From the entries below, please gather each line containing the string "ведется".

Dataset items:

________________

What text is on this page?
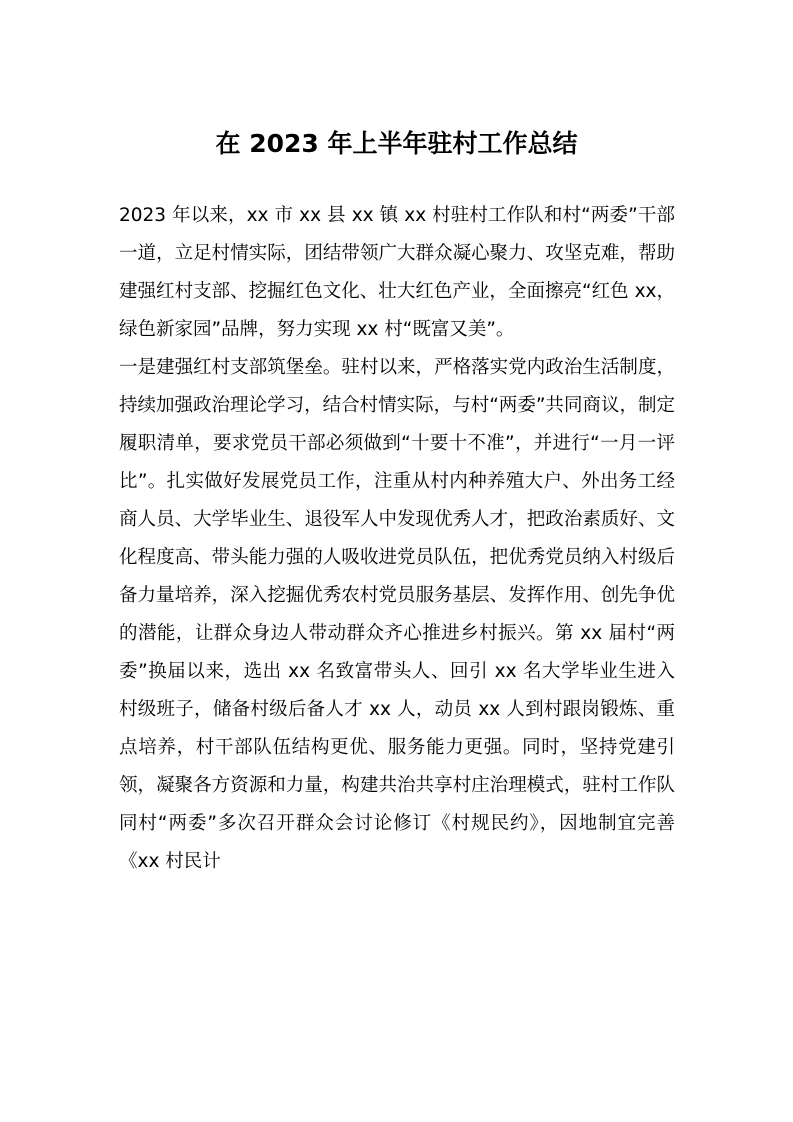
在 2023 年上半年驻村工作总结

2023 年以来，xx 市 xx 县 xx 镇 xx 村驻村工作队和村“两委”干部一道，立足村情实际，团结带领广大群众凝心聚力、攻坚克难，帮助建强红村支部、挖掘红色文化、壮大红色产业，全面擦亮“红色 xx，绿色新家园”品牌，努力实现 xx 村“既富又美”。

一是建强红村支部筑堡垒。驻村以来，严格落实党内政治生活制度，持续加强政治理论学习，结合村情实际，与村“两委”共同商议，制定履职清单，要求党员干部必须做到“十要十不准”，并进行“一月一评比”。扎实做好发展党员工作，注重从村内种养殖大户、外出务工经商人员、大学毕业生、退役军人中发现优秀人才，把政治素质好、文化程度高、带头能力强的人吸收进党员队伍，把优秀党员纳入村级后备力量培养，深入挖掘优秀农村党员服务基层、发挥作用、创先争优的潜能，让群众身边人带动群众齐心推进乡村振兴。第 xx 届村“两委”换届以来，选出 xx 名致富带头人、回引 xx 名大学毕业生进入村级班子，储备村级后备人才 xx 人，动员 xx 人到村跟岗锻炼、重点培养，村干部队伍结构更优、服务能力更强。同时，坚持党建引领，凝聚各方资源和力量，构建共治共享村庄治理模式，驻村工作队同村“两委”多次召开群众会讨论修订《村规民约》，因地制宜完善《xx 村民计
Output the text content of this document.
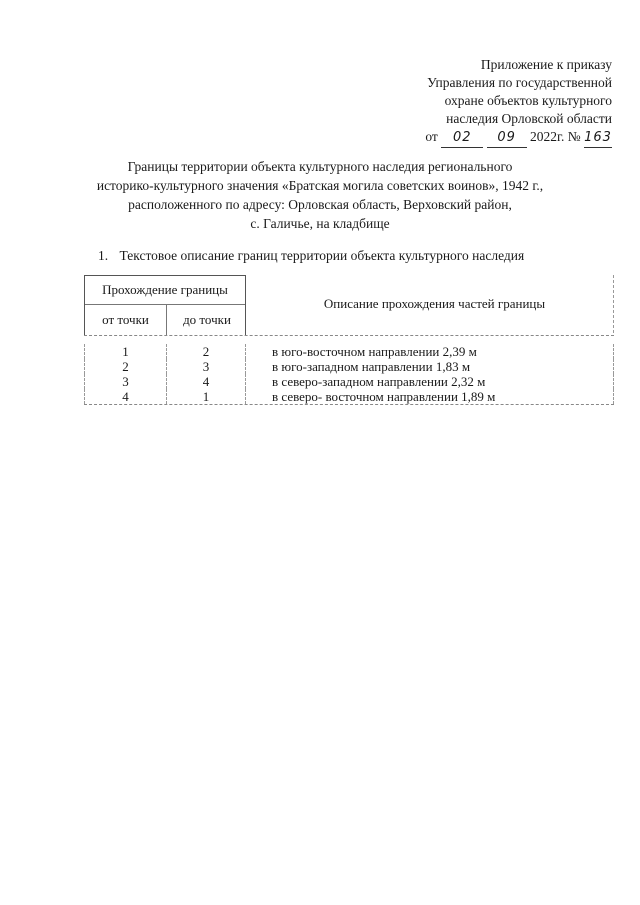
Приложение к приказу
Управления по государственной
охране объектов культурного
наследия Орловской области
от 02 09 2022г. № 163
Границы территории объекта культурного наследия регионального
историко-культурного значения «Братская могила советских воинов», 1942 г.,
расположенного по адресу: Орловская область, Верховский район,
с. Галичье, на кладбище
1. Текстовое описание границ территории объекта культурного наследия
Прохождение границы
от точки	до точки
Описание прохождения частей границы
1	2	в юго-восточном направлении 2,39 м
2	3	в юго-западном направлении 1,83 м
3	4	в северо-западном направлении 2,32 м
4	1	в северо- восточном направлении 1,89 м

________________

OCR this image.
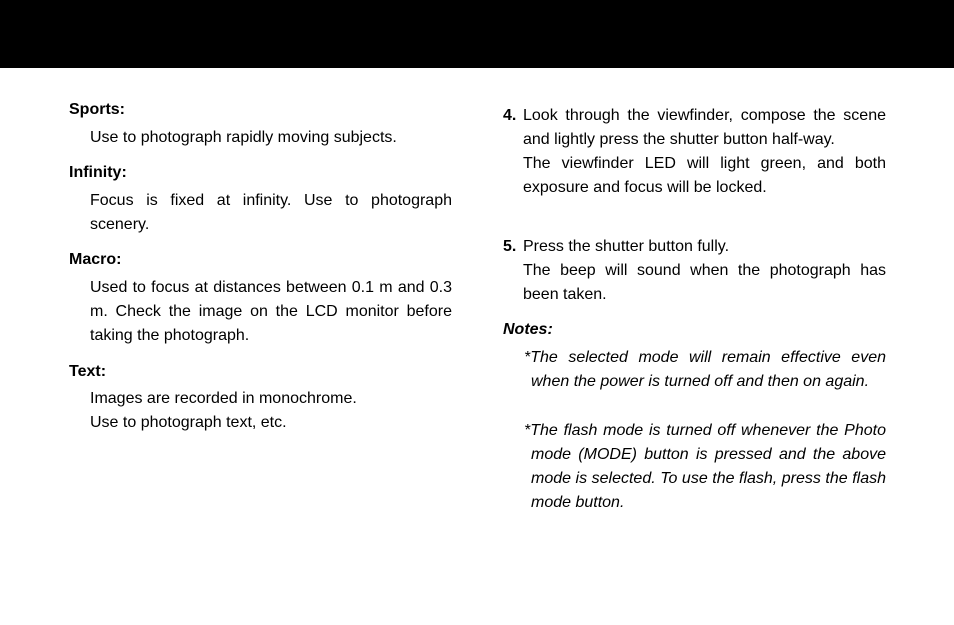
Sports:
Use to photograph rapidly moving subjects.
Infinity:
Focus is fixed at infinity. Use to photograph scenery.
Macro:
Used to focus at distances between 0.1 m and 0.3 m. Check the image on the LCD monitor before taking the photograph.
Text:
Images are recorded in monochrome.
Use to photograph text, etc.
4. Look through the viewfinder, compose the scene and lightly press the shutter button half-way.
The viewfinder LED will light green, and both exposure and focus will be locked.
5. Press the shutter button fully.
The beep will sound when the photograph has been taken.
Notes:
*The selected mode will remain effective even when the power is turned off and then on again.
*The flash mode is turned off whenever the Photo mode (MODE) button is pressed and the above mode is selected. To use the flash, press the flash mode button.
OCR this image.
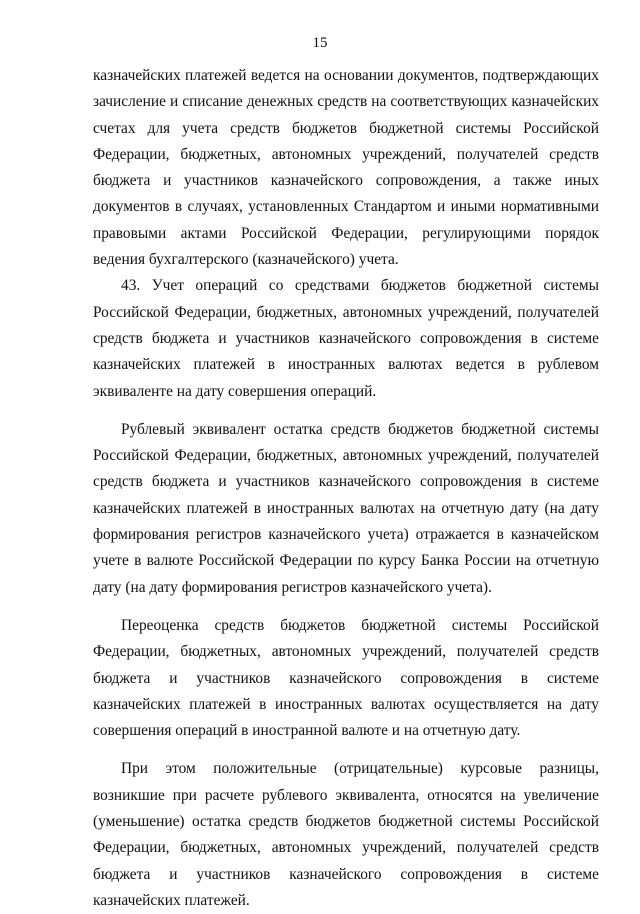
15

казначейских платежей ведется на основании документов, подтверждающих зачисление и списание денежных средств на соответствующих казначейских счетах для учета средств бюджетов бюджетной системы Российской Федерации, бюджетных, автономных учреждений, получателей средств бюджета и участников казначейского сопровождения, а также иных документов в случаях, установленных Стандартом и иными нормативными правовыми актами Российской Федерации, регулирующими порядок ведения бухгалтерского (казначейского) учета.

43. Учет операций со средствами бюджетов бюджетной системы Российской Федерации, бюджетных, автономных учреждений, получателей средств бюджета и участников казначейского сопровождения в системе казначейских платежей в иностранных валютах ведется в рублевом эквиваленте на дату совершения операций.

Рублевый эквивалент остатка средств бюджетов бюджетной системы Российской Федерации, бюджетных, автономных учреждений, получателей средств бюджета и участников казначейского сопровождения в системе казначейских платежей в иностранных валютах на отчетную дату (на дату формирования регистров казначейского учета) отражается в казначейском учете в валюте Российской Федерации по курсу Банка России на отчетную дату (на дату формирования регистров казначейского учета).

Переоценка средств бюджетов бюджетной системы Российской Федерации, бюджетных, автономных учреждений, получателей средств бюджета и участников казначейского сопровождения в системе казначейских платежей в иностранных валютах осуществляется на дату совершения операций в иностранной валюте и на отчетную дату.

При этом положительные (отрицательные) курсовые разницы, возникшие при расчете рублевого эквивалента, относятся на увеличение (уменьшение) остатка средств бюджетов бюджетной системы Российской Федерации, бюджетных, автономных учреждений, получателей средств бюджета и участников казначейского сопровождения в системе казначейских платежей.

________________

• **Right answer**:
казначейских платежей ведется на основании документов, подтверждающих зачисление и списание денежных средств на соответствующих казначейских счетах для учета средств бюджетов бюджетной системы Российской Федерации, бюджетных, автономных учреждений, получателей средств бюджета и участников казначейского сопровождения, а также иных документов в случаях, установленных Стандартом и иными нормативными правовыми актами Российской Федерации, регулирующими порядок ведения бухгалтерского (казначейского) учета.
43. Учет операций со средствами бюджетов бюджетной системы Российской Федерации, бюджетных, автономных учреждений, получателей средств бюджета и участников казначейского сопровождения в системе казначейских платежей в иностранных валютах ведется в рублевом эквиваленте на дату совершения операций.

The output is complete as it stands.